* _TASK INSTRUCTIONS_: Extract all lines containing "this".
-- Begin --
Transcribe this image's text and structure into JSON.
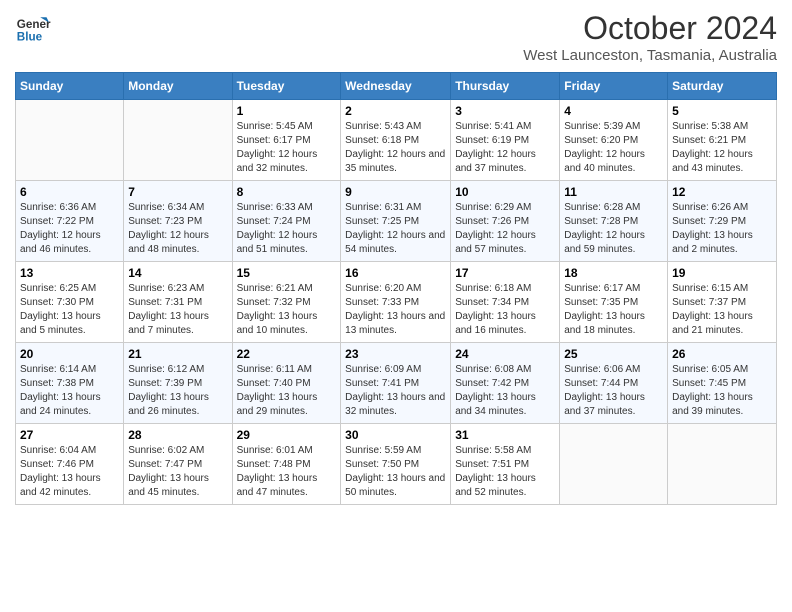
{
  "header": {
    "logo_general": "General",
    "logo_blue": "Blue",
    "main_title": "October 2024",
    "subtitle": "West Launceston, Tasmania, Australia"
  },
  "days_of_week": [
    "Sunday",
    "Monday",
    "Tuesday",
    "Wednesday",
    "Thursday",
    "Friday",
    "Saturday"
  ],
  "weeks": [
    [
      {
        "num": "",
        "info": ""
      },
      {
        "num": "",
        "info": ""
      },
      {
        "num": "1",
        "info": "Sunrise: 5:45 AM\nSunset: 6:17 PM\nDaylight: 12 hours and 32 minutes."
      },
      {
        "num": "2",
        "info": "Sunrise: 5:43 AM\nSunset: 6:18 PM\nDaylight: 12 hours and 35 minutes."
      },
      {
        "num": "3",
        "info": "Sunrise: 5:41 AM\nSunset: 6:19 PM\nDaylight: 12 hours and 37 minutes."
      },
      {
        "num": "4",
        "info": "Sunrise: 5:39 AM\nSunset: 6:20 PM\nDaylight: 12 hours and 40 minutes."
      },
      {
        "num": "5",
        "info": "Sunrise: 5:38 AM\nSunset: 6:21 PM\nDaylight: 12 hours and 43 minutes."
      }
    ],
    [
      {
        "num": "6",
        "info": "Sunrise: 6:36 AM\nSunset: 7:22 PM\nDaylight: 12 hours and 46 minutes."
      },
      {
        "num": "7",
        "info": "Sunrise: 6:34 AM\nSunset: 7:23 PM\nDaylight: 12 hours and 48 minutes."
      },
      {
        "num": "8",
        "info": "Sunrise: 6:33 AM\nSunset: 7:24 PM\nDaylight: 12 hours and 51 minutes."
      },
      {
        "num": "9",
        "info": "Sunrise: 6:31 AM\nSunset: 7:25 PM\nDaylight: 12 hours and 54 minutes."
      },
      {
        "num": "10",
        "info": "Sunrise: 6:29 AM\nSunset: 7:26 PM\nDaylight: 12 hours and 57 minutes."
      },
      {
        "num": "11",
        "info": "Sunrise: 6:28 AM\nSunset: 7:28 PM\nDaylight: 12 hours and 59 minutes."
      },
      {
        "num": "12",
        "info": "Sunrise: 6:26 AM\nSunset: 7:29 PM\nDaylight: 13 hours and 2 minutes."
      }
    ],
    [
      {
        "num": "13",
        "info": "Sunrise: 6:25 AM\nSunset: 7:30 PM\nDaylight: 13 hours and 5 minutes."
      },
      {
        "num": "14",
        "info": "Sunrise: 6:23 AM\nSunset: 7:31 PM\nDaylight: 13 hours and 7 minutes."
      },
      {
        "num": "15",
        "info": "Sunrise: 6:21 AM\nSunset: 7:32 PM\nDaylight: 13 hours and 10 minutes."
      },
      {
        "num": "16",
        "info": "Sunrise: 6:20 AM\nSunset: 7:33 PM\nDaylight: 13 hours and 13 minutes."
      },
      {
        "num": "17",
        "info": "Sunrise: 6:18 AM\nSunset: 7:34 PM\nDaylight: 13 hours and 16 minutes."
      },
      {
        "num": "18",
        "info": "Sunrise: 6:17 AM\nSunset: 7:35 PM\nDaylight: 13 hours and 18 minutes."
      },
      {
        "num": "19",
        "info": "Sunrise: 6:15 AM\nSunset: 7:37 PM\nDaylight: 13 hours and 21 minutes."
      }
    ],
    [
      {
        "num": "20",
        "info": "Sunrise: 6:14 AM\nSunset: 7:38 PM\nDaylight: 13 hours and 24 minutes."
      },
      {
        "num": "21",
        "info": "Sunrise: 6:12 AM\nSunset: 7:39 PM\nDaylight: 13 hours and 26 minutes."
      },
      {
        "num": "22",
        "info": "Sunrise: 6:11 AM\nSunset: 7:40 PM\nDaylight: 13 hours and 29 minutes."
      },
      {
        "num": "23",
        "info": "Sunrise: 6:09 AM\nSunset: 7:41 PM\nDaylight: 13 hours and 32 minutes."
      },
      {
        "num": "24",
        "info": "Sunrise: 6:08 AM\nSunset: 7:42 PM\nDaylight: 13 hours and 34 minutes."
      },
      {
        "num": "25",
        "info": "Sunrise: 6:06 AM\nSunset: 7:44 PM\nDaylight: 13 hours and 37 minutes."
      },
      {
        "num": "26",
        "info": "Sunrise: 6:05 AM\nSunset: 7:45 PM\nDaylight: 13 hours and 39 minutes."
      }
    ],
    [
      {
        "num": "27",
        "info": "Sunrise: 6:04 AM\nSunset: 7:46 PM\nDaylight: 13 hours and 42 minutes."
      },
      {
        "num": "28",
        "info": "Sunrise: 6:02 AM\nSunset: 7:47 PM\nDaylight: 13 hours and 45 minutes."
      },
      {
        "num": "29",
        "info": "Sunrise: 6:01 AM\nSunset: 7:48 PM\nDaylight: 13 hours and 47 minutes."
      },
      {
        "num": "30",
        "info": "Sunrise: 5:59 AM\nSunset: 7:50 PM\nDaylight: 13 hours and 50 minutes."
      },
      {
        "num": "31",
        "info": "Sunrise: 5:58 AM\nSunset: 7:51 PM\nDaylight: 13 hours and 52 minutes."
      },
      {
        "num": "",
        "info": ""
      },
      {
        "num": "",
        "info": ""
      }
    ]
  ]
}
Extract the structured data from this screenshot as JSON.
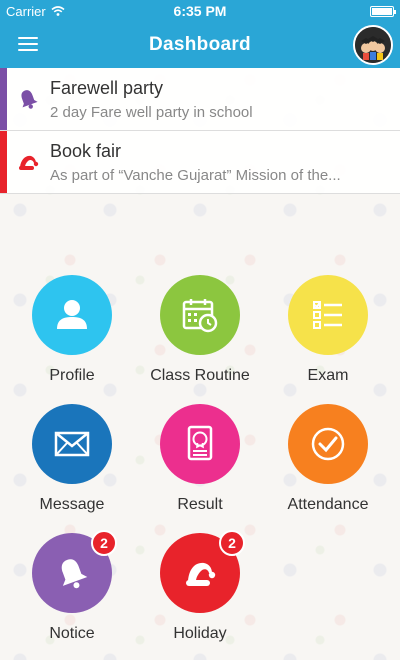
-- End --
* _RESPONSE TO THE TASK_:
Transcribe this image's text and structure into JSON.
Extract the structured data from this screenshot as JSON.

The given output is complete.